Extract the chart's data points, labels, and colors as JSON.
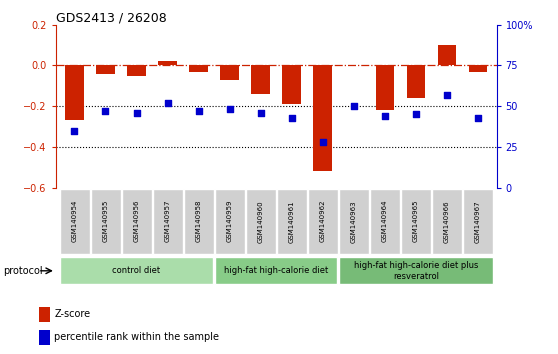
{
  "title": "GDS2413 / 26208",
  "samples": [
    "GSM140954",
    "GSM140955",
    "GSM140956",
    "GSM140957",
    "GSM140958",
    "GSM140959",
    "GSM140960",
    "GSM140961",
    "GSM140962",
    "GSM140963",
    "GSM140964",
    "GSM140965",
    "GSM140966",
    "GSM140967"
  ],
  "zscore": [
    -0.27,
    -0.04,
    -0.05,
    0.02,
    -0.03,
    -0.07,
    -0.14,
    -0.19,
    -0.52,
    0.0,
    -0.22,
    -0.16,
    0.1,
    -0.03
  ],
  "percentile": [
    35,
    47,
    46,
    52,
    47,
    48,
    46,
    43,
    28,
    50,
    44,
    45,
    57,
    43
  ],
  "bar_color": "#cc2200",
  "dot_color": "#0000cc",
  "groups": [
    {
      "label": "control diet",
      "start": 0,
      "end": 5,
      "color": "#aaddaa"
    },
    {
      "label": "high-fat high-calorie diet",
      "start": 5,
      "end": 9,
      "color": "#88cc88"
    },
    {
      "label": "high-fat high-calorie diet plus\nresveratrol",
      "start": 9,
      "end": 14,
      "color": "#77bb77"
    }
  ],
  "ylim_left": [
    -0.6,
    0.2
  ],
  "ylim_right": [
    0,
    100
  ],
  "yticks_left": [
    -0.6,
    -0.4,
    -0.2,
    0.0,
    0.2
  ],
  "yticks_right": [
    0,
    25,
    50,
    75,
    100
  ],
  "ytick_labels_right": [
    "0",
    "25",
    "50",
    "75",
    "100%"
  ],
  "background_color": "#ffffff",
  "protocol_label": "protocol"
}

___

▸ **EXERCISE**: Each line of the data that includes the word "diet" counts once; report the total and nothing more.

▸ **FINISHED ANSWER**: 3